* **EXERCISE DESCRIPTION**: Find each line containing the string "Sudan". Copy it.

* BEGIN GIVEN DATA *

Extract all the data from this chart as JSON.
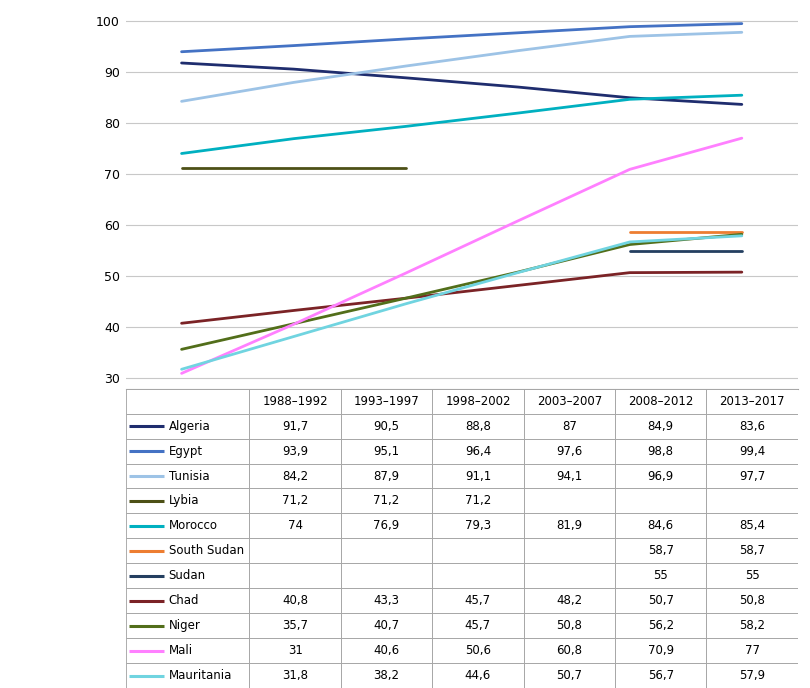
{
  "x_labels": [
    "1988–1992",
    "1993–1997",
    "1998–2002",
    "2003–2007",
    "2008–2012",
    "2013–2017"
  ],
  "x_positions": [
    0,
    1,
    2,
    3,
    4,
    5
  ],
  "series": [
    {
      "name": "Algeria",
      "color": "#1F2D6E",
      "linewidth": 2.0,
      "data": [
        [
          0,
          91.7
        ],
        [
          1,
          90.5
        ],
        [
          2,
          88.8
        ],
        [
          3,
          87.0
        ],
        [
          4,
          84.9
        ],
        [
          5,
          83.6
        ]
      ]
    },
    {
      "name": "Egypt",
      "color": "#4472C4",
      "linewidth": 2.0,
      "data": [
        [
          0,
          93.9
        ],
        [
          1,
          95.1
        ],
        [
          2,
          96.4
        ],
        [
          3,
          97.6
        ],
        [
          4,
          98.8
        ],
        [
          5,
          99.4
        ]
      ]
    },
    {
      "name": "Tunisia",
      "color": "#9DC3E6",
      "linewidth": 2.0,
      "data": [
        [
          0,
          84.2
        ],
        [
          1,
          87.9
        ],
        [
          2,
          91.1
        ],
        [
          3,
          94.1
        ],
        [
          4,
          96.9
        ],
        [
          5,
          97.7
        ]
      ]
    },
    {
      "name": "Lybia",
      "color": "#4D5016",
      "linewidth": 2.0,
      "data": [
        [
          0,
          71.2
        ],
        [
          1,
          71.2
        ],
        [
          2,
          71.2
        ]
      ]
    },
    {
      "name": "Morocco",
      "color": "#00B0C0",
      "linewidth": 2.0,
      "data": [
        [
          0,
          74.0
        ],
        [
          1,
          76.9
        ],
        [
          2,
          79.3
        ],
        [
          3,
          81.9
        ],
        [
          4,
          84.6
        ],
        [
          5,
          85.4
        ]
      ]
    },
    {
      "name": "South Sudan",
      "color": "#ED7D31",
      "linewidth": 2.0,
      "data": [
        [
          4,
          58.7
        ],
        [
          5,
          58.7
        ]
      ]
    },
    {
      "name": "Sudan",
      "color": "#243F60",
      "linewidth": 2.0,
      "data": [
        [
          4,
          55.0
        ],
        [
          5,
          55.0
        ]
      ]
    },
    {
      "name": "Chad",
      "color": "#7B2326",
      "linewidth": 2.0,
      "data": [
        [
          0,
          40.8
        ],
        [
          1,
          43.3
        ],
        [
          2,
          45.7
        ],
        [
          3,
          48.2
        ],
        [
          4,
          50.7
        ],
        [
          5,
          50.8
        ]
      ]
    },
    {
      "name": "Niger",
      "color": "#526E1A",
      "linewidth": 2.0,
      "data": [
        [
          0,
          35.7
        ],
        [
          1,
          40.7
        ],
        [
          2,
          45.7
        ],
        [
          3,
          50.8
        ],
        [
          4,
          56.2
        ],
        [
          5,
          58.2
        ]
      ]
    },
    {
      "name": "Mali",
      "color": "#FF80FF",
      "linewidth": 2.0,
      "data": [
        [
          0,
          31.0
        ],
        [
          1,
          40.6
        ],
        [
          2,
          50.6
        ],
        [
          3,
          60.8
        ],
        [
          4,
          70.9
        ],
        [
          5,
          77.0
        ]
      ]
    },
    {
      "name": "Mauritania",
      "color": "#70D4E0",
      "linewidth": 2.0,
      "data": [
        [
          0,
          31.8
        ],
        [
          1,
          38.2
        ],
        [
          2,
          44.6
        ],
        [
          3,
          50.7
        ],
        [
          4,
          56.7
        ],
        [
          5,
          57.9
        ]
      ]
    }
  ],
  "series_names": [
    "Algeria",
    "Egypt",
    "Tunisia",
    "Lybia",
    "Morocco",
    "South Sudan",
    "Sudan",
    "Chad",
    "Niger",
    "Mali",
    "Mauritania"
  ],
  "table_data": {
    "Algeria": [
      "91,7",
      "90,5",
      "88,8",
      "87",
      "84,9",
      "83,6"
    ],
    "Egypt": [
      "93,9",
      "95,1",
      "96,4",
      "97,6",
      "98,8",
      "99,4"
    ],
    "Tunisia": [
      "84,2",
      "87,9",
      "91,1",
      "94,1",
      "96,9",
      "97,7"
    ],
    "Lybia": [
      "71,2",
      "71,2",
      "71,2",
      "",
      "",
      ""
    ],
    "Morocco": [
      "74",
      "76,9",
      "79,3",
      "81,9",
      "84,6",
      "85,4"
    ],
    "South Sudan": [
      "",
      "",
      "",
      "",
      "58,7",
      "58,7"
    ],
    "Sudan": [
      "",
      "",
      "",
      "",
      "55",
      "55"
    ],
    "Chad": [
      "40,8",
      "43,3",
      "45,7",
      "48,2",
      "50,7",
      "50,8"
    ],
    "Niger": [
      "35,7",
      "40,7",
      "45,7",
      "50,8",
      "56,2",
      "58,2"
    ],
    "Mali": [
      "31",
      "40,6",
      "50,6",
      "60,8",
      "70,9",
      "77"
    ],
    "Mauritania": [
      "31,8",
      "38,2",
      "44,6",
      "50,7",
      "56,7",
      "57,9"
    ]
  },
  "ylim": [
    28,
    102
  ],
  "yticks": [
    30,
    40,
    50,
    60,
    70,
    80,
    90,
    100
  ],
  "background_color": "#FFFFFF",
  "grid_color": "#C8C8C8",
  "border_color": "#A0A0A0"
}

* END GIVEN DATA *
* BEGIN GIVEN DATA *

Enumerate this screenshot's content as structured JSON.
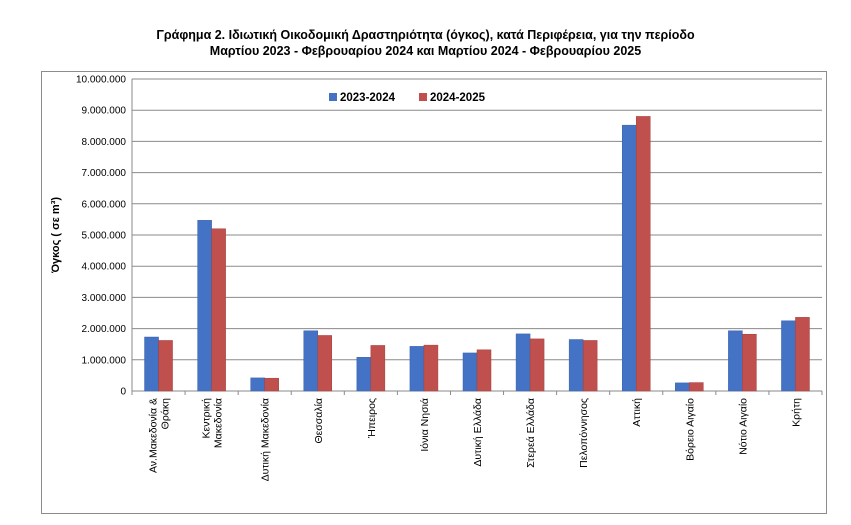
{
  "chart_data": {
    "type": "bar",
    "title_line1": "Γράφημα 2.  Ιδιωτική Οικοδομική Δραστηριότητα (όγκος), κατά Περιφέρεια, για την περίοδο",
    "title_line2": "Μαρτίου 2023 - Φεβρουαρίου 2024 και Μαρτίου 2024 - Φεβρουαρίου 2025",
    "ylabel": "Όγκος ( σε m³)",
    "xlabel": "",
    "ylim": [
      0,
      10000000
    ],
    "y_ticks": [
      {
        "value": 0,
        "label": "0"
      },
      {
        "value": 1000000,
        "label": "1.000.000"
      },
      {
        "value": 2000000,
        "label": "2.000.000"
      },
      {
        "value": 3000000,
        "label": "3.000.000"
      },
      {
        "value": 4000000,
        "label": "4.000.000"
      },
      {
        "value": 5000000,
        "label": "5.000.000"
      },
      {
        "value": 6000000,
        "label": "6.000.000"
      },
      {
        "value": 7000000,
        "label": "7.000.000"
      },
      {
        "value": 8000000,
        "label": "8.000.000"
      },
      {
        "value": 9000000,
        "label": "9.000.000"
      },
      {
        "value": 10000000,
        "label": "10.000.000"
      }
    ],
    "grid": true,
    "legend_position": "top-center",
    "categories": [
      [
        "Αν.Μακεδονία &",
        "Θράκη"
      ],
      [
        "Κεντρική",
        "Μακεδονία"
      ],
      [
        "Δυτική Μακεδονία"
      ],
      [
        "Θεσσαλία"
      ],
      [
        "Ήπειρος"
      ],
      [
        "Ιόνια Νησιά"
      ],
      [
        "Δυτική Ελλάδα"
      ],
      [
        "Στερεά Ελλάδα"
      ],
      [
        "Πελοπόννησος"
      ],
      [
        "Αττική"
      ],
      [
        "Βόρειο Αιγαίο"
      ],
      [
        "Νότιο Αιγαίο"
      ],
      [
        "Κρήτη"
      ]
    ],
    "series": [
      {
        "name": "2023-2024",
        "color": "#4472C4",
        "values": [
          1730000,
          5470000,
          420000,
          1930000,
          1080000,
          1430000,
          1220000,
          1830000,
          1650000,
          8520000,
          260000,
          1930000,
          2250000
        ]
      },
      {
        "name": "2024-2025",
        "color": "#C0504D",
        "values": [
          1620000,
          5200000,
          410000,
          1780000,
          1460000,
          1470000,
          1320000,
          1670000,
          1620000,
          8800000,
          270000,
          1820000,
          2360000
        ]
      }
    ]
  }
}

* END GIVEN DATA *

* **RESULT OF THE EXERCISE**:
      "name": "South Sudan",
      "name": "Sudan",
    "South Sudan",
    "Sudan",
    "South Sudan": [
    "Sudan": [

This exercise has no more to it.